Return the material below in full and exactly.

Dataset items
============

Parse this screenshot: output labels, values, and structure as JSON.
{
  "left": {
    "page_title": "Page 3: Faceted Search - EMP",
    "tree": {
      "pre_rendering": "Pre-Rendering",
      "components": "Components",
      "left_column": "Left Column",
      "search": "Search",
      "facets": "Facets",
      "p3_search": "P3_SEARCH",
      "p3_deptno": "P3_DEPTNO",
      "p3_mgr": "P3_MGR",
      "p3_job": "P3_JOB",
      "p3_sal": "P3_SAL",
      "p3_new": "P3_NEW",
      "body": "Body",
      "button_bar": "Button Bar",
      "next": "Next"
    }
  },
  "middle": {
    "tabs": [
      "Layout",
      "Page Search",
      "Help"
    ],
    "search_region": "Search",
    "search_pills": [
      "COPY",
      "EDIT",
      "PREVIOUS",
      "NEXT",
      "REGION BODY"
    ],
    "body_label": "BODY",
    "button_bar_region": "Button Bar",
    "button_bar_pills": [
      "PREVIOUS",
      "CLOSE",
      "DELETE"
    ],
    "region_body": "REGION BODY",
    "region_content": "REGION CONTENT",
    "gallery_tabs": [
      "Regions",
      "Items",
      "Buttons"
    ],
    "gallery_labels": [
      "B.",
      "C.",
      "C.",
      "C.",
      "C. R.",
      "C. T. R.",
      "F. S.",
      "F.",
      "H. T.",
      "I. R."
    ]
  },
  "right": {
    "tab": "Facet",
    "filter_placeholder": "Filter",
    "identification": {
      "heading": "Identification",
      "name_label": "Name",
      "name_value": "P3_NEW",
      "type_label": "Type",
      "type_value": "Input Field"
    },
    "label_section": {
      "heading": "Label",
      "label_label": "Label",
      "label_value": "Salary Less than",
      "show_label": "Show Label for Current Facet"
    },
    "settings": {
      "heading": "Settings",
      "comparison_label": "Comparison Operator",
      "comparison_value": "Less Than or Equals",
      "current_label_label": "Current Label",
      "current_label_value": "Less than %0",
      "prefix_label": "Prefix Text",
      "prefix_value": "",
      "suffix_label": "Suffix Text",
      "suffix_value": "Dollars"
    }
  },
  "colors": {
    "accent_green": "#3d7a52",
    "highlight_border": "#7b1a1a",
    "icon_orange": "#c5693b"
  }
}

============

◆ **WRITTEN SOLUTION**:
Parse this screenshot: output labels, values, and structure as JSON.
{
  "left": {
    "page_title": "Page 3: Faceted Search - EMP",
    "tree": {
      "pre_rendering": "Pre-Rendering",
      "components": "Components",
      "left_column": "Left Column",
      "search": "Search",
      "facets": "Facets",
      "p3_search": "P3_SEARCH",
      "p3_deptno": "P3_DEPTNO",
      "p3_mgr": "P3_MGR",
      "p3_job": "P3_JOB",
      "p3_sal": "P3_SAL",
      "p3_new": "P3_NEW",
      "body": "Body",
      "button_bar": "Button Bar",
      "next": "Next"
    }
  },
  "middle": {
    "tabs": [
      "Layout",
      "Page Search",
      "Help"
    ],
    "search_region": "Search",
    "search_pills": [
      "COPY",
      "EDIT",
      "PREVIOUS",
      "NEXT",
      "REGION BODY"
    ],
    "body_label": "BODY",
    "button_bar_region": "Button Bar",
    "button_bar_pills": [
      "PREVIOUS",
      "CLOSE",
      "DELETE"
    ],
    "region_body": "REGION BODY",
    "region_content": "REGION CONTENT",
    "gallery_tabs": [
      "Regions",
      "Items",
      "Buttons"
    ],
    "gallery_labels": [
      "B.",
      "C.",
      "C.",
      "C.",
      "C. R.",
      "C. T. R.",
      "F. S.",
      "F.",
      "H. T.",
      "I. R."
    ]
  },
  "right": {
    "tab": "Facet",
    "filter_placeholder": "Filter",
    "identification": {
      "heading": "Identification",
      "name_label": "Name",
      "name_value": "P3_NEW",
      "type_label": "Type",
      "type_value": "Input Field"
    },
    "label_section": {
      "heading": "Label",
      "label_label": "Label",
      "label_value": "Salary Less than",
      "show_label": "Show Label for Current Facet"
    },
    "settings": {
      "heading": "Settings",
      "comparison_label": "Comparison Operator",
      "comparison_value": "Less Than or Equals",
      "current_label_label": "Current Label",
      "current_label_value": "Less than %0",
      "prefix_label": "Prefix Text",
      "prefix_value": "",
      "suffix_label": "Suffix Text",
      "suffix_value": "Dollars"
    }
  },
  "colors": {
    "accent_green": "#3d7a52",
    "highlight_border": "#7b1a1a",
    "icon_orange": "#c5693b"
  }
}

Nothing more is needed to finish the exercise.